-- Data extract --

────────────────

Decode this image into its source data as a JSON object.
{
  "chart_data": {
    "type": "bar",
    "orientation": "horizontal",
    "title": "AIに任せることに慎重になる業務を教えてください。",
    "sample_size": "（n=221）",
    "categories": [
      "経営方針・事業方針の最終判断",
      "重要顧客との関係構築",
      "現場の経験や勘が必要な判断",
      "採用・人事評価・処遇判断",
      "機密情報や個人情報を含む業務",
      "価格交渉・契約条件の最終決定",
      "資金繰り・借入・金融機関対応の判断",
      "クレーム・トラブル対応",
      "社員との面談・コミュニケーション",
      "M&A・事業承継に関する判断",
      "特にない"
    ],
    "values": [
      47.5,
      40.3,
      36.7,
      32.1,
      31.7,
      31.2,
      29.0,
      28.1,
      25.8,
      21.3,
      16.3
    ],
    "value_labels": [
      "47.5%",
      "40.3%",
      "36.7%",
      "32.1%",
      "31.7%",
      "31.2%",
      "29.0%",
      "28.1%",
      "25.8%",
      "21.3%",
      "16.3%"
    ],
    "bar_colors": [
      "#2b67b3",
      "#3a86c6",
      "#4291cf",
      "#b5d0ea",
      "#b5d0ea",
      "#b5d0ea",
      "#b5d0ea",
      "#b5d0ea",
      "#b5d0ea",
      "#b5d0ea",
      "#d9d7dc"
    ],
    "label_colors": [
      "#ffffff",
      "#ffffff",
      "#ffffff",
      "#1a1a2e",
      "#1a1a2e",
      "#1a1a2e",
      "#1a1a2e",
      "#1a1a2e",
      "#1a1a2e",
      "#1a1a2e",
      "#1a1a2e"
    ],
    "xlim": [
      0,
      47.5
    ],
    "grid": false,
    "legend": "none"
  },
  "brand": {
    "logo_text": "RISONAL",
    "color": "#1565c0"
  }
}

────────────────

-- Instructions for the task --
Repeat the records above exactly.

-- Result for this exercise --
Decode this image into its source data as a JSON object.
{
  "chart_data": {
    "type": "bar",
    "orientation": "horizontal",
    "title": "AIに任せることに慎重になる業務を教えてください。",
    "sample_size": "（n=221）",
    "categories": [
      "経営方針・事業方針の最終判断",
      "重要顧客との関係構築",
      "現場の経験や勘が必要な判断",
      "採用・人事評価・処遇判断",
      "機密情報や個人情報を含む業務",
      "価格交渉・契約条件の最終決定",
      "資金繰り・借入・金融機関対応の判断",
      "クレーム・トラブル対応",
      "社員との面談・コミュニケーション",
      "M&A・事業承継に関する判断",
      "特にない"
    ],
    "values": [
      47.5,
      40.3,
      36.7,
      32.1,
      31.7,
      31.2,
      29.0,
      28.1,
      25.8,
      21.3,
      16.3
    ],
    "value_labels": [
      "47.5%",
      "40.3%",
      "36.7%",
      "32.1%",
      "31.7%",
      "31.2%",
      "29.0%",
      "28.1%",
      "25.8%",
      "21.3%",
      "16.3%"
    ],
    "bar_colors": [
      "#2b67b3",
      "#3a86c6",
      "#4291cf",
      "#b5d0ea",
      "#b5d0ea",
      "#b5d0ea",
      "#b5d0ea",
      "#b5d0ea",
      "#b5d0ea",
      "#b5d0ea",
      "#d9d7dc"
    ],
    "label_colors": [
      "#ffffff",
      "#ffffff",
      "#ffffff",
      "#1a1a2e",
      "#1a1a2e",
      "#1a1a2e",
      "#1a1a2e",
      "#1a1a2e",
      "#1a1a2e",
      "#1a1a2e",
      "#1a1a2e"
    ],
    "xlim": [
      0,
      47.5
    ],
    "grid": false,
    "legend": "none"
  },
  "brand": {
    "logo_text": "RISONAL",
    "color": "#1565c0"
  }
}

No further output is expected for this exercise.